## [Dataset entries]
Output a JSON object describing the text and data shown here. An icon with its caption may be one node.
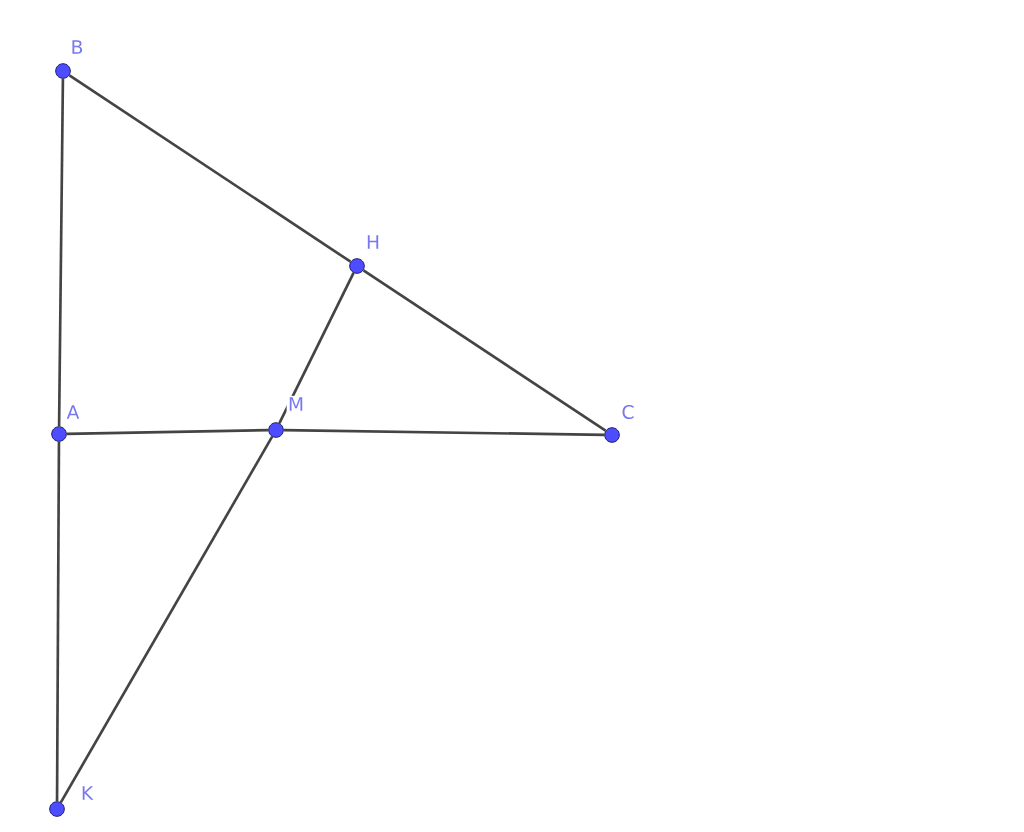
{
  "diagram": {
    "nodes": [
      {
        "text": [
          "B"
        ]
      },
      {
        "text": [
          "H"
        ]
      },
      {
        "text": [
          "A"
        ]
      },
      {
        "text": [
          "M"
        ]
      },
      {
        "text": [
          "C"
        ]
      },
      {
        "text": [
          "K"
        ]
      }
    ],
    "edges": [
      {
        "from": 0,
        "to": 2,
        "arrow": "none"
      },
      {
        "from": 2,
        "to": 5,
        "arrow": "none"
      },
      {
        "from": 0,
        "to": 1,
        "arrow": "none"
      },
      {
        "from": 1,
        "to": 4,
        "arrow": "none"
      },
      {
        "from": 2,
        "to": 3,
        "arrow": "none"
      },
      {
        "from": 3,
        "to": 4,
        "arrow": "none"
      },
      {
        "from": 1,
        "to": 3,
        "arrow": "none"
      },
      {
        "from": 3,
        "to": 5,
        "arrow": "none"
      }
    ]
  }
}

## [DO THIS]
Omit the pictures, then quote the rest of the material above exactly.

## [REPLY]
Output a JSON object describing the text and data shown here. An icon with its caption may be one node.
{
  "diagram": {
    "nodes": [
      {
        "text": [
          "B"
        ]
      },
      {
        "text": [
          "H"
        ]
      },
      {
        "text": [
          "A"
        ]
      },
      {
        "text": [
          "M"
        ]
      },
      {
        "text": [
          "C"
        ]
      },
      {
        "text": [
          "K"
        ]
      }
    ],
    "edges": [
      {
        "from": 0,
        "to": 2,
        "arrow": "none"
      },
      {
        "from": 2,
        "to": 5,
        "arrow": "none"
      },
      {
        "from": 0,
        "to": 1,
        "arrow": "none"
      },
      {
        "from": 1,
        "to": 4,
        "arrow": "none"
      },
      {
        "from": 2,
        "to": 3,
        "arrow": "none"
      },
      {
        "from": 3,
        "to": 4,
        "arrow": "none"
      },
      {
        "from": 1,
        "to": 3,
        "arrow": "none"
      },
      {
        "from": 3,
        "to": 5,
        "arrow": "none"
      }
    ]
  }
}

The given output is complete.